** BEGIN Source records **

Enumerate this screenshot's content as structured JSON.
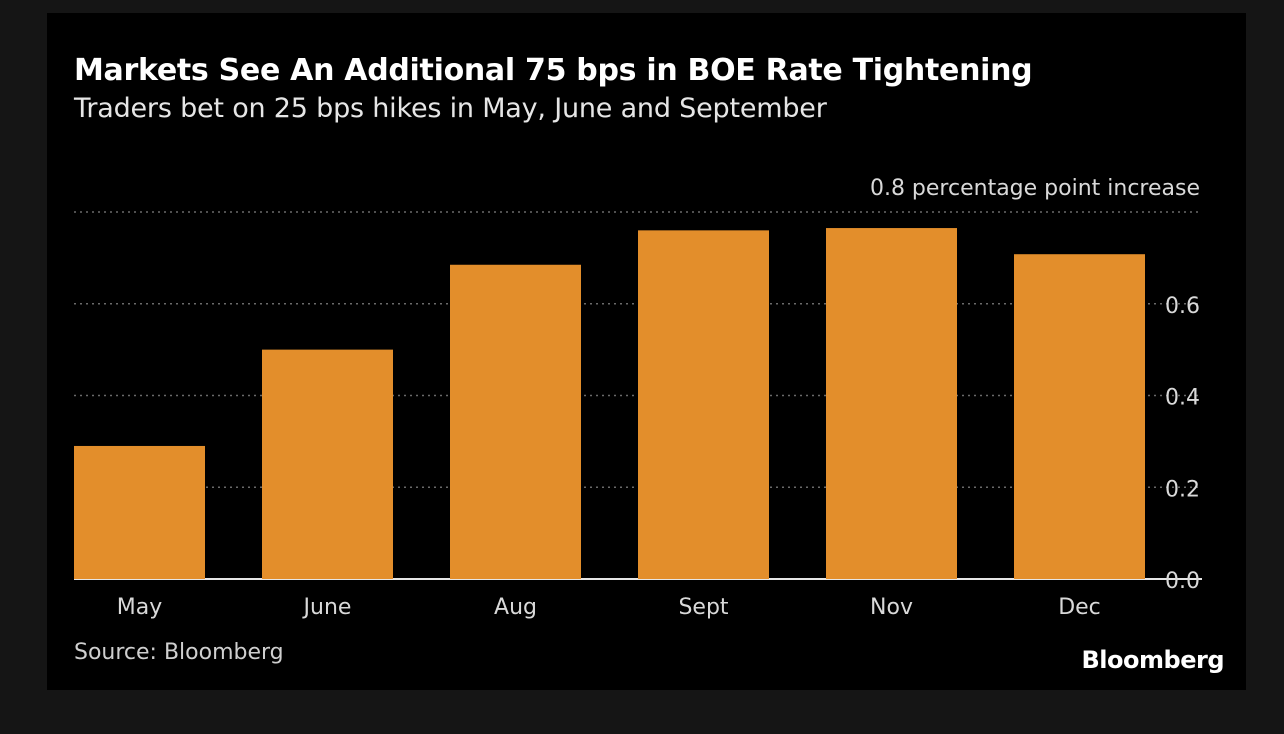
{
  "chart_data": {
    "type": "bar",
    "title": "Markets See An Additional 75 bps in BOE Rate Tightening",
    "subtitle": "Traders bet on 25 bps hikes in May, June and September",
    "categories": [
      "May",
      "June",
      "Aug",
      "Sept",
      "Nov",
      "Dec"
    ],
    "values": [
      0.29,
      0.5,
      0.685,
      0.76,
      0.765,
      0.708
    ],
    "ylim": [
      0,
      0.8
    ],
    "yticks": [
      "0.0",
      "0.2",
      "0.4",
      "0.6",
      "0.8"
    ],
    "top_tick_label": "percentage point increase",
    "grid": true,
    "y_axis_side": "right",
    "bar_color": "#e38e2b",
    "source": "Source: Bloomberg",
    "brand": "Bloomberg"
  }
}
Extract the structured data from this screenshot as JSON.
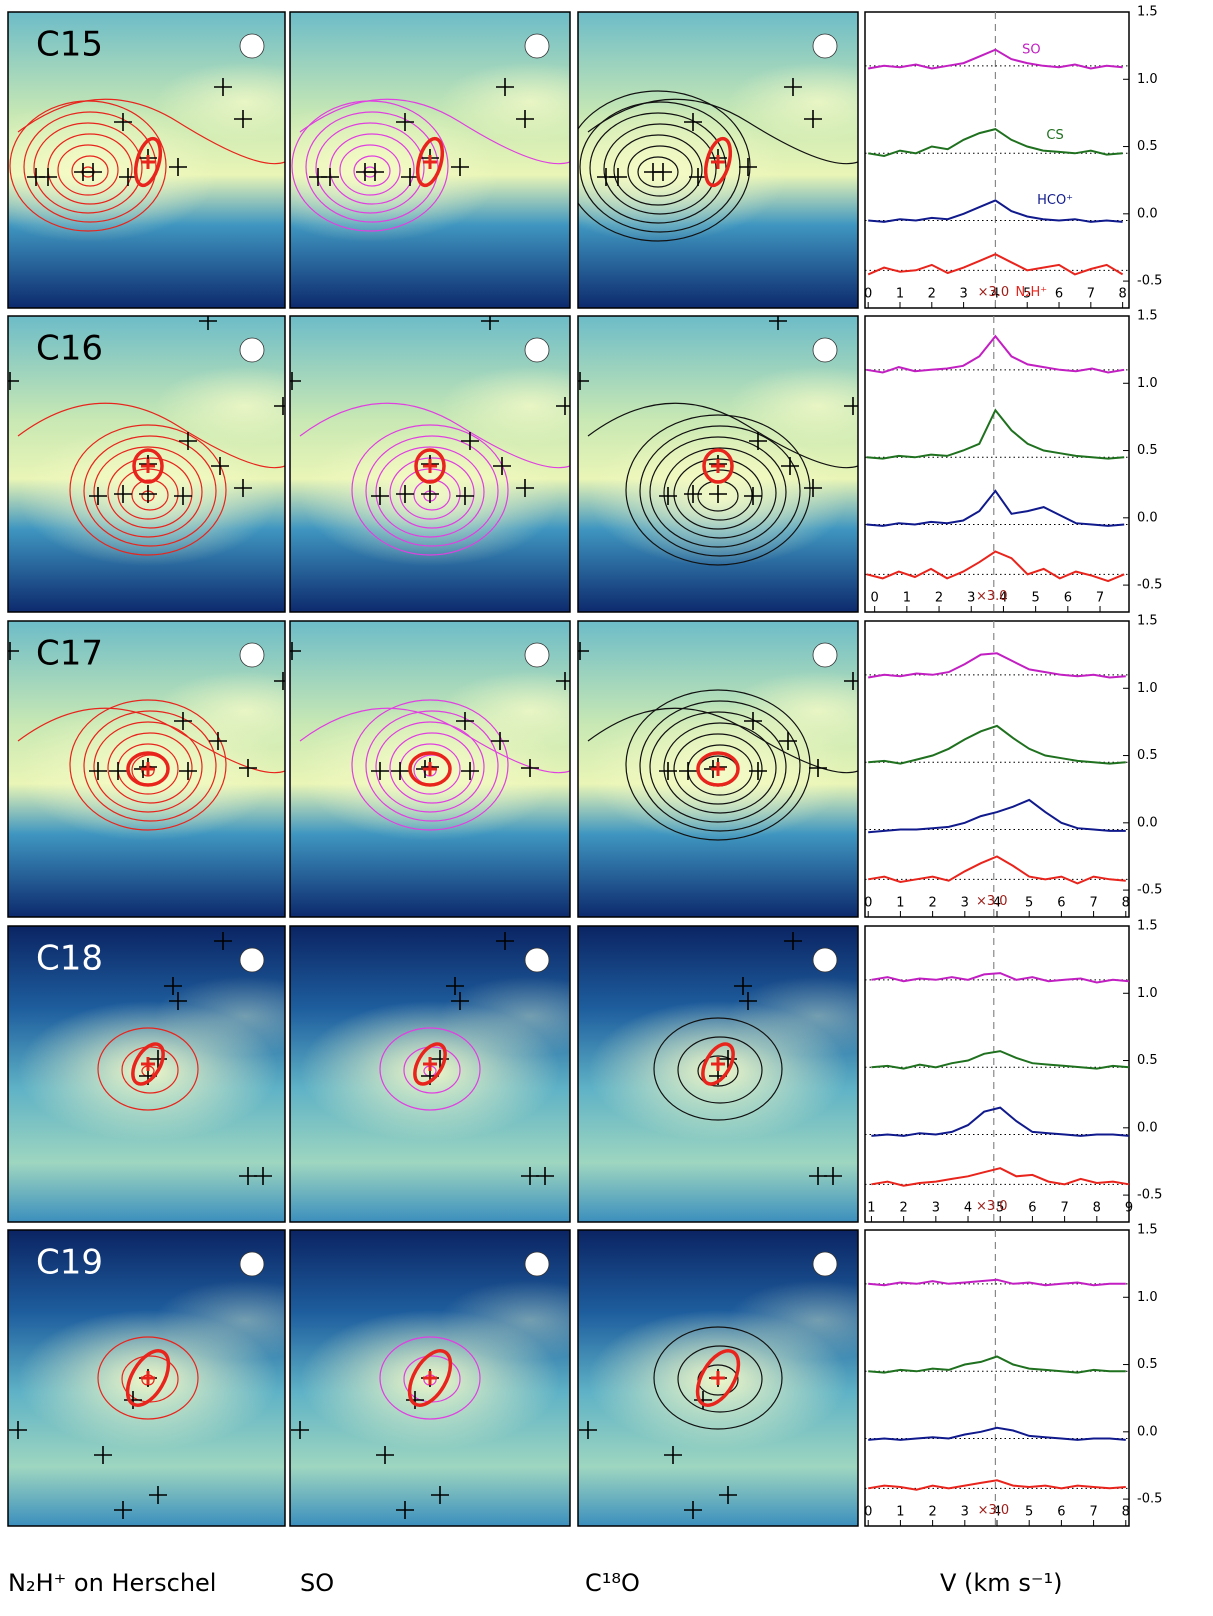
{
  "column_labels": [
    "N₂H⁺ on Herschel",
    "SO",
    "C¹⁸O",
    "V (km s⁻¹)"
  ],
  "chart_data": [
    {
      "type": "line",
      "title": "C15",
      "annotation": "×3.0",
      "reference_velocity": 4,
      "xlim": [
        -0.1,
        8.2
      ],
      "xticks": [
        0,
        1,
        2,
        3,
        4,
        5,
        6,
        7,
        8
      ],
      "ylim": [
        -0.7,
        1.5
      ],
      "yticks": [
        -0.5,
        {
          "value": 0,
          "label": "0.0"
        },
        0.5,
        {
          "value": 1,
          "label": "1.0"
        },
        1.5
      ],
      "x": [
        0,
        0.5,
        1,
        1.5,
        2,
        2.5,
        3,
        3.5,
        4,
        4.5,
        5,
        5.5,
        6,
        6.5,
        7,
        7.5,
        8
      ],
      "series": [
        {
          "name": "SO",
          "color": "#c21fc2",
          "baseline": 1.1,
          "values": [
            1.08,
            1.1,
            1.09,
            1.11,
            1.08,
            1.1,
            1.12,
            1.17,
            1.22,
            1.15,
            1.12,
            1.1,
            1.09,
            1.11,
            1.08,
            1.1,
            1.09
          ]
        },
        {
          "name": "CS",
          "color": "#1f701f",
          "baseline": 0.45,
          "values": [
            0.45,
            0.43,
            0.47,
            0.45,
            0.5,
            0.48,
            0.55,
            0.6,
            0.63,
            0.55,
            0.5,
            0.47,
            0.46,
            0.45,
            0.47,
            0.44,
            0.45
          ]
        },
        {
          "name": "HCO⁺",
          "color": "#101a8c",
          "baseline": -0.05,
          "values": [
            -0.05,
            -0.06,
            -0.04,
            -0.05,
            -0.03,
            -0.04,
            0,
            0.05,
            0.1,
            0.02,
            -0.02,
            -0.04,
            -0.05,
            -0.04,
            -0.06,
            -0.05,
            -0.06
          ]
        },
        {
          "name": "N₂H⁺",
          "color": "#e8241c",
          "baseline": -0.42,
          "values": [
            -0.45,
            -0.4,
            -0.43,
            -0.42,
            -0.38,
            -0.44,
            -0.4,
            -0.35,
            -0.3,
            -0.36,
            -0.42,
            -0.4,
            -0.38,
            -0.45,
            -0.41,
            -0.38,
            -0.45
          ]
        }
      ]
    },
    {
      "type": "line",
      "title": "C16",
      "annotation": "×3.0",
      "reference_velocity": 3.7,
      "xlim": [
        -0.3,
        7.9
      ],
      "xticks": [
        0,
        1,
        2,
        3,
        4,
        5,
        6,
        7
      ],
      "ylim": [
        -0.7,
        1.5
      ],
      "yticks": [
        -0.5,
        {
          "value": 0,
          "label": "0.0"
        },
        0.5,
        {
          "value": 1,
          "label": "1.0"
        },
        1.5
      ],
      "x": [
        -0.25,
        0.25,
        0.75,
        1.25,
        1.75,
        2.25,
        2.75,
        3.25,
        3.75,
        4.25,
        4.75,
        5.25,
        5.75,
        6.25,
        6.75,
        7.25,
        7.75
      ],
      "series": [
        {
          "color": "#c21fc2",
          "baseline": 1.1,
          "values": [
            1.1,
            1.08,
            1.12,
            1.09,
            1.1,
            1.11,
            1.13,
            1.2,
            1.35,
            1.2,
            1.14,
            1.12,
            1.1,
            1.09,
            1.11,
            1.08,
            1.1
          ]
        },
        {
          "color": "#1f701f",
          "baseline": 0.45,
          "values": [
            0.45,
            0.44,
            0.46,
            0.45,
            0.47,
            0.46,
            0.5,
            0.55,
            0.8,
            0.65,
            0.55,
            0.5,
            0.48,
            0.46,
            0.45,
            0.44,
            0.45
          ]
        },
        {
          "color": "#101a8c",
          "baseline": -0.05,
          "values": [
            -0.05,
            -0.06,
            -0.04,
            -0.05,
            -0.03,
            -0.04,
            -0.02,
            0.05,
            0.2,
            0.03,
            0.05,
            0.08,
            0.02,
            -0.04,
            -0.05,
            -0.06,
            -0.05
          ]
        },
        {
          "color": "#e8241c",
          "baseline": -0.42,
          "values": [
            -0.42,
            -0.45,
            -0.4,
            -0.44,
            -0.38,
            -0.45,
            -0.4,
            -0.33,
            -0.25,
            -0.3,
            -0.42,
            -0.38,
            -0.45,
            -0.4,
            -0.43,
            -0.47,
            -0.42
          ]
        }
      ]
    },
    {
      "type": "line",
      "title": "C17",
      "annotation": "×3.0",
      "reference_velocity": 3.9,
      "xlim": [
        -0.1,
        8.1
      ],
      "xticks": [
        0,
        1,
        2,
        3,
        4,
        5,
        6,
        7,
        8
      ],
      "ylim": [
        -0.7,
        1.5
      ],
      "yticks": [
        -0.5,
        {
          "value": 0,
          "label": "0.0"
        },
        0.5,
        {
          "value": 1,
          "label": "1.0"
        },
        1.5
      ],
      "x": [
        0,
        0.5,
        1,
        1.5,
        2,
        2.5,
        3,
        3.5,
        4,
        4.5,
        5,
        5.5,
        6,
        6.5,
        7,
        7.5,
        8
      ],
      "series": [
        {
          "color": "#c21fc2",
          "baseline": 1.1,
          "values": [
            1.08,
            1.1,
            1.09,
            1.11,
            1.1,
            1.12,
            1.18,
            1.25,
            1.26,
            1.2,
            1.14,
            1.12,
            1.1,
            1.09,
            1.1,
            1.08,
            1.09
          ]
        },
        {
          "color": "#1f701f",
          "baseline": 0.45,
          "values": [
            0.45,
            0.46,
            0.44,
            0.47,
            0.5,
            0.55,
            0.62,
            0.68,
            0.72,
            0.63,
            0.55,
            0.5,
            0.48,
            0.46,
            0.45,
            0.44,
            0.45
          ]
        },
        {
          "color": "#101a8c",
          "baseline": -0.05,
          "values": [
            -0.07,
            -0.06,
            -0.05,
            -0.05,
            -0.04,
            -0.03,
            0,
            0.05,
            0.08,
            0.12,
            0.17,
            0.08,
            0,
            -0.04,
            -0.05,
            -0.06,
            -0.06
          ]
        },
        {
          "color": "#e8241c",
          "baseline": -0.42,
          "values": [
            -0.42,
            -0.4,
            -0.44,
            -0.42,
            -0.4,
            -0.43,
            -0.36,
            -0.3,
            -0.25,
            -0.32,
            -0.4,
            -0.42,
            -0.4,
            -0.45,
            -0.4,
            -0.42,
            -0.43
          ]
        }
      ]
    },
    {
      "type": "line",
      "title": "C18",
      "annotation": "×3.0",
      "reference_velocity": 4.8,
      "xlim": [
        0.8,
        9
      ],
      "xticks": [
        1,
        2,
        3,
        4,
        5,
        6,
        7,
        8,
        9
      ],
      "ylim": [
        -0.7,
        1.5
      ],
      "yticks": [
        -0.5,
        {
          "value": 0,
          "label": "0.0"
        },
        0.5,
        {
          "value": 1,
          "label": "1.0"
        },
        1.5
      ],
      "x": [
        1,
        1.5,
        2,
        2.5,
        3,
        3.5,
        4,
        4.5,
        5,
        5.5,
        6,
        6.5,
        7,
        7.5,
        8,
        8.5,
        9
      ],
      "series": [
        {
          "color": "#c21fc2",
          "baseline": 1.1,
          "values": [
            1.1,
            1.12,
            1.09,
            1.11,
            1.1,
            1.12,
            1.1,
            1.14,
            1.15,
            1.1,
            1.12,
            1.09,
            1.1,
            1.11,
            1.08,
            1.1,
            1.09
          ]
        },
        {
          "color": "#1f701f",
          "baseline": 0.45,
          "values": [
            0.45,
            0.46,
            0.44,
            0.47,
            0.45,
            0.48,
            0.5,
            0.55,
            0.57,
            0.52,
            0.48,
            0.47,
            0.46,
            0.45,
            0.44,
            0.46,
            0.45
          ]
        },
        {
          "color": "#101a8c",
          "baseline": -0.05,
          "values": [
            -0.06,
            -0.05,
            -0.06,
            -0.04,
            -0.05,
            -0.03,
            0.02,
            0.12,
            0.15,
            0.05,
            -0.03,
            -0.04,
            -0.05,
            -0.06,
            -0.05,
            -0.05,
            -0.06
          ]
        },
        {
          "color": "#e8241c",
          "baseline": -0.42,
          "values": [
            -0.42,
            -0.4,
            -0.43,
            -0.41,
            -0.4,
            -0.38,
            -0.36,
            -0.33,
            -0.3,
            -0.36,
            -0.35,
            -0.4,
            -0.42,
            -0.38,
            -0.41,
            -0.4,
            -0.42
          ]
        }
      ]
    },
    {
      "type": "line",
      "title": "C19",
      "annotation": "×3.0",
      "reference_velocity": 3.95,
      "xlim": [
        -0.1,
        8.1
      ],
      "xticks": [
        0,
        1,
        2,
        3,
        4,
        5,
        6,
        7,
        8
      ],
      "ylim": [
        -0.7,
        1.5
      ],
      "yticks": [
        -0.5,
        {
          "value": 0,
          "label": "0.0"
        },
        0.5,
        {
          "value": 1,
          "label": "1.0"
        },
        1.5
      ],
      "x": [
        0,
        0.5,
        1,
        1.5,
        2,
        2.5,
        3,
        3.5,
        4,
        4.5,
        5,
        5.5,
        6,
        6.5,
        7,
        7.5,
        8
      ],
      "series": [
        {
          "color": "#c21fc2",
          "baseline": 1.1,
          "values": [
            1.1,
            1.09,
            1.11,
            1.1,
            1.12,
            1.1,
            1.11,
            1.12,
            1.13,
            1.1,
            1.11,
            1.09,
            1.1,
            1.11,
            1.09,
            1.1,
            1.1
          ]
        },
        {
          "color": "#1f701f",
          "baseline": 0.45,
          "values": [
            0.45,
            0.44,
            0.46,
            0.45,
            0.47,
            0.46,
            0.5,
            0.52,
            0.56,
            0.5,
            0.47,
            0.46,
            0.45,
            0.44,
            0.46,
            0.45,
            0.45
          ]
        },
        {
          "color": "#101a8c",
          "baseline": -0.05,
          "values": [
            -0.06,
            -0.05,
            -0.06,
            -0.05,
            -0.04,
            -0.05,
            -0.02,
            0,
            0.03,
            0.01,
            -0.03,
            -0.04,
            -0.05,
            -0.06,
            -0.05,
            -0.05,
            -0.06
          ]
        },
        {
          "color": "#e8241c",
          "baseline": -0.42,
          "values": [
            -0.42,
            -0.4,
            -0.41,
            -0.43,
            -0.4,
            -0.42,
            -0.4,
            -0.38,
            -0.36,
            -0.4,
            -0.41,
            -0.4,
            -0.42,
            -0.4,
            -0.41,
            -0.42,
            -0.41
          ]
        }
      ]
    }
  ]
}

** END Source records **

Task statement >> Copy every line of the data that holds the string "Bloomberg".

Response >>
    "source": "Source: Bloomberg",
    "brand": "Bloomberg"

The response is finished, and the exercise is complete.